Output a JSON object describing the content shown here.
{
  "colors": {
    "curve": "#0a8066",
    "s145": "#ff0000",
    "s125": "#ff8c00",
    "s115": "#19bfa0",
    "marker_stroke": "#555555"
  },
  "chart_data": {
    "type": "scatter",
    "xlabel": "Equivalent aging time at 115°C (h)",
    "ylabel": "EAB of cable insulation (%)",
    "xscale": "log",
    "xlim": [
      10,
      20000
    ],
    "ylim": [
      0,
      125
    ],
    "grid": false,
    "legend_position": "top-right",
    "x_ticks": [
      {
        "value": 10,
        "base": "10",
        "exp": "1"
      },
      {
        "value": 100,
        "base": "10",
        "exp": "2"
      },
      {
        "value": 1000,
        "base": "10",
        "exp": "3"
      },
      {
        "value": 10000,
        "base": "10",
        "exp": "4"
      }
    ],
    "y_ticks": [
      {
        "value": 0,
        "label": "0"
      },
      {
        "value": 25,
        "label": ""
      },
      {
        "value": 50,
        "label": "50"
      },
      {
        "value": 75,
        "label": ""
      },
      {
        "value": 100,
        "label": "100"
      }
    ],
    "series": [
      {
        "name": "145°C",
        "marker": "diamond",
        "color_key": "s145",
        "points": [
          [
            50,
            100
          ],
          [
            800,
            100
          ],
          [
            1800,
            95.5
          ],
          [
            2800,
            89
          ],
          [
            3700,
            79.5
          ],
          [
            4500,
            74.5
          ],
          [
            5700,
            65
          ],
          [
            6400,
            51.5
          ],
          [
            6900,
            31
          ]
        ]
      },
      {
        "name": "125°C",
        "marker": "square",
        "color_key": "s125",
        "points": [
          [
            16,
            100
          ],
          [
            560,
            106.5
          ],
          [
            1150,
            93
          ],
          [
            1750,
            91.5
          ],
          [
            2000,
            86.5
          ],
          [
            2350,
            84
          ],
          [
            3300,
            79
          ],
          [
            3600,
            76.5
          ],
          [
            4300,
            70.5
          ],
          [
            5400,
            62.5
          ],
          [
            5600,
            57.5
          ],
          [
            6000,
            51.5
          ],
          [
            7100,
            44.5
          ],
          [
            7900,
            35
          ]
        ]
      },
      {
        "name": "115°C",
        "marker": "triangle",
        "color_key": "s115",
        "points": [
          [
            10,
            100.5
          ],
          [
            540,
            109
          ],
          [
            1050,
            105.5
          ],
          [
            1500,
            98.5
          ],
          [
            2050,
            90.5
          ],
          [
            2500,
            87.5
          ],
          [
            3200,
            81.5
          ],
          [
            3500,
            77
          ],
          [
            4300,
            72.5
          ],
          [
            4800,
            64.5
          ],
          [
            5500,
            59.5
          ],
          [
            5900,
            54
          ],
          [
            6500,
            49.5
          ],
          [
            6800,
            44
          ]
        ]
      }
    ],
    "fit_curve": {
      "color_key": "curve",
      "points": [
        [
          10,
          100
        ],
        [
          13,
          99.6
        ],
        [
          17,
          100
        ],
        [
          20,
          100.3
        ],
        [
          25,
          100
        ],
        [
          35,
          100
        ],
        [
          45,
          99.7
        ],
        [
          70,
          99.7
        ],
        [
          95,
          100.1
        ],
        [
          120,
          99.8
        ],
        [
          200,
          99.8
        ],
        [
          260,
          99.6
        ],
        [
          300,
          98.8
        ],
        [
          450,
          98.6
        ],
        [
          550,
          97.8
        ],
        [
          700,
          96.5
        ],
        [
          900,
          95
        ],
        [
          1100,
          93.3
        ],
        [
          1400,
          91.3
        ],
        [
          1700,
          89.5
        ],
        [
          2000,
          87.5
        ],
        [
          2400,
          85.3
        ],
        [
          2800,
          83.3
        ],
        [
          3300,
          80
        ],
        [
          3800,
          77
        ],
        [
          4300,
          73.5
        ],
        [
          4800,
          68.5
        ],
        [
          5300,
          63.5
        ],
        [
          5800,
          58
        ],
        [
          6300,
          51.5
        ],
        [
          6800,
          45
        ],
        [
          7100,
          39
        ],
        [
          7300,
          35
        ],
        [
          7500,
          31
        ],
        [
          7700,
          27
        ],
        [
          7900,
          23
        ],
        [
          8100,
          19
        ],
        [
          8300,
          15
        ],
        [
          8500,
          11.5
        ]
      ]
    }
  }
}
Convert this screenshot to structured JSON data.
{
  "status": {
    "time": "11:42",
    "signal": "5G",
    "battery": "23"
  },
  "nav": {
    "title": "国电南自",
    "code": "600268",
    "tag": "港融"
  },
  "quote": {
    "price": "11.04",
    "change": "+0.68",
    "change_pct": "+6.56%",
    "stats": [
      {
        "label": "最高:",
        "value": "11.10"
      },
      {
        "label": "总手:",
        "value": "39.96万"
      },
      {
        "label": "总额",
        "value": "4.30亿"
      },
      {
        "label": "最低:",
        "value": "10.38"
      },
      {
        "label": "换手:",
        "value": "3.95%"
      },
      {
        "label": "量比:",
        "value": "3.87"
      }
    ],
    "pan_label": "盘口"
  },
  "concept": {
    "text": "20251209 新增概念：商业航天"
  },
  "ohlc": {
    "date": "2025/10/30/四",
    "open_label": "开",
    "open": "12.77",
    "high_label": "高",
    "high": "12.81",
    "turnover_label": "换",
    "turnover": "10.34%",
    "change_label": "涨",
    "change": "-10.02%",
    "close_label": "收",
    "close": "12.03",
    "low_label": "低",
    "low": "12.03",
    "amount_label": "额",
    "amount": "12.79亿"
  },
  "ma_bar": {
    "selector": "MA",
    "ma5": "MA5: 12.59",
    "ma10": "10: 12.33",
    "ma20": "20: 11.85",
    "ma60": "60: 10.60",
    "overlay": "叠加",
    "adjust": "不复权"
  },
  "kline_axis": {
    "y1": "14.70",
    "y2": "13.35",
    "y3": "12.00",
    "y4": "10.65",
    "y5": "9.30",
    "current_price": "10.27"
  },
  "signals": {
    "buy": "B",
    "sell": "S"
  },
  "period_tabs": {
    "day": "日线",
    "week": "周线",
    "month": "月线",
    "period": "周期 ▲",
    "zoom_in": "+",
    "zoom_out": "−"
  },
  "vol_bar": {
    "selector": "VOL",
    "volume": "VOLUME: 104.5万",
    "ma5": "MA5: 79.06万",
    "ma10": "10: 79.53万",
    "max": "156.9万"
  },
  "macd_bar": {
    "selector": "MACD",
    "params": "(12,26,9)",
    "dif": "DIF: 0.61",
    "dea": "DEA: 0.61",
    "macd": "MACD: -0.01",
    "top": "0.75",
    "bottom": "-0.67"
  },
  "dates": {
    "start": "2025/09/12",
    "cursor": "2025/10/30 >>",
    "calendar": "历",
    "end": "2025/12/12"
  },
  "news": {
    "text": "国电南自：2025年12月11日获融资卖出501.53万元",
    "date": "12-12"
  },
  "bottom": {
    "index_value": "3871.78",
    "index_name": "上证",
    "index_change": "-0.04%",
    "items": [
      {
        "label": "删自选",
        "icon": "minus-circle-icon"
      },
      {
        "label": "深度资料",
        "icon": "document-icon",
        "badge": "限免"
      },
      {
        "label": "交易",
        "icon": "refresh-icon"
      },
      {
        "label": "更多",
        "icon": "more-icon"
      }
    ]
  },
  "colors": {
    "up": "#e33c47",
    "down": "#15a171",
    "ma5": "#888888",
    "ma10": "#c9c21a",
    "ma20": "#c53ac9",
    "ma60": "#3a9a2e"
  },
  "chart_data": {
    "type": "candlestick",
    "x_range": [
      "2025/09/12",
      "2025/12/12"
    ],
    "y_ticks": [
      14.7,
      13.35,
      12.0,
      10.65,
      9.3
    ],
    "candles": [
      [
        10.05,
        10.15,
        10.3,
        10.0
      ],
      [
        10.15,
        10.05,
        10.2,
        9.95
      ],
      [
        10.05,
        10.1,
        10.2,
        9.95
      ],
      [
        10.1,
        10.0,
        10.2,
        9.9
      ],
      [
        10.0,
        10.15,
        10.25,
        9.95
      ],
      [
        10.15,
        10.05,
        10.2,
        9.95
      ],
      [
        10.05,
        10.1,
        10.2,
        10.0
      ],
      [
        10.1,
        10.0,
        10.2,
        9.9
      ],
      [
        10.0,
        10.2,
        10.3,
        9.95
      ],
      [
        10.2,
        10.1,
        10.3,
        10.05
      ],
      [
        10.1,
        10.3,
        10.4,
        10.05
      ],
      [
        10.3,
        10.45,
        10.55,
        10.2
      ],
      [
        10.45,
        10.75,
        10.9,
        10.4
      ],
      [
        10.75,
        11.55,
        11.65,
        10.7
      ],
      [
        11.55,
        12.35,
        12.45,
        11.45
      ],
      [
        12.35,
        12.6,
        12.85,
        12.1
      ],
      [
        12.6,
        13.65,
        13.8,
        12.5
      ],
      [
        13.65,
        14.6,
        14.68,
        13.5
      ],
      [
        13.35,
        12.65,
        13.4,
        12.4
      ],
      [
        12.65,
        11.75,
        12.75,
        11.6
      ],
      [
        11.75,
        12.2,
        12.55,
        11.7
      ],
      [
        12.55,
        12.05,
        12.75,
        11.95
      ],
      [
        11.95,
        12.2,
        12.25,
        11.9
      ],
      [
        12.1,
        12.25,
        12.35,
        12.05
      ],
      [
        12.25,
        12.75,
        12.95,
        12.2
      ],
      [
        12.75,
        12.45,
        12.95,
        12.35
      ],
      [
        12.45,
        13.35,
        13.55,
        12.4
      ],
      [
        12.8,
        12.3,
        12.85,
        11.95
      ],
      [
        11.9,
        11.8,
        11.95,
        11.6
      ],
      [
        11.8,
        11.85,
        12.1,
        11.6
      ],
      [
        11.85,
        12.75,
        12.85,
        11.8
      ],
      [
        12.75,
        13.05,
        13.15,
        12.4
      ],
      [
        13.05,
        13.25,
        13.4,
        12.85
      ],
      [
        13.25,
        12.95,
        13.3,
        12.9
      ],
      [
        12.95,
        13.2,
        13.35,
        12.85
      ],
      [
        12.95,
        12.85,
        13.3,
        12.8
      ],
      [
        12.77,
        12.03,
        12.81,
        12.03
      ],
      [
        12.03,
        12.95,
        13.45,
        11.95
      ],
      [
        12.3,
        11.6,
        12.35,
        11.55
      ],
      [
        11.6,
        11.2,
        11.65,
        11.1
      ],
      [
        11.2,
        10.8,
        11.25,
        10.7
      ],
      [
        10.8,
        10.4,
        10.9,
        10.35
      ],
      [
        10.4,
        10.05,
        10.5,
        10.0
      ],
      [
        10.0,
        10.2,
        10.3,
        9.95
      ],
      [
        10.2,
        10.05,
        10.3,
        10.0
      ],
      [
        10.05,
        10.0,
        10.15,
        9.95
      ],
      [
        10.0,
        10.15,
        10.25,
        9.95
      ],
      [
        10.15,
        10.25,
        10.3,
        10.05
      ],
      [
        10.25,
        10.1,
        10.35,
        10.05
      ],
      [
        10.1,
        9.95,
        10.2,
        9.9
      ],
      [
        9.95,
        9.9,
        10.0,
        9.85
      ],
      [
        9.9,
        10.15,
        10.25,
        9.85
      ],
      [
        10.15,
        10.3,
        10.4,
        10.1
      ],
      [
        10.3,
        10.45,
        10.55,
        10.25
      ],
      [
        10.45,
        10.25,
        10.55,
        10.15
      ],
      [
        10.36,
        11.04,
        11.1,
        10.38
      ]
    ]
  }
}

========

[Task instructions] Find the lines above that contain the word "time" and collect them.

[Problem solution]
    "xlabel": "Equivalent aging time at 115°C (h)",
    "time": "11:42",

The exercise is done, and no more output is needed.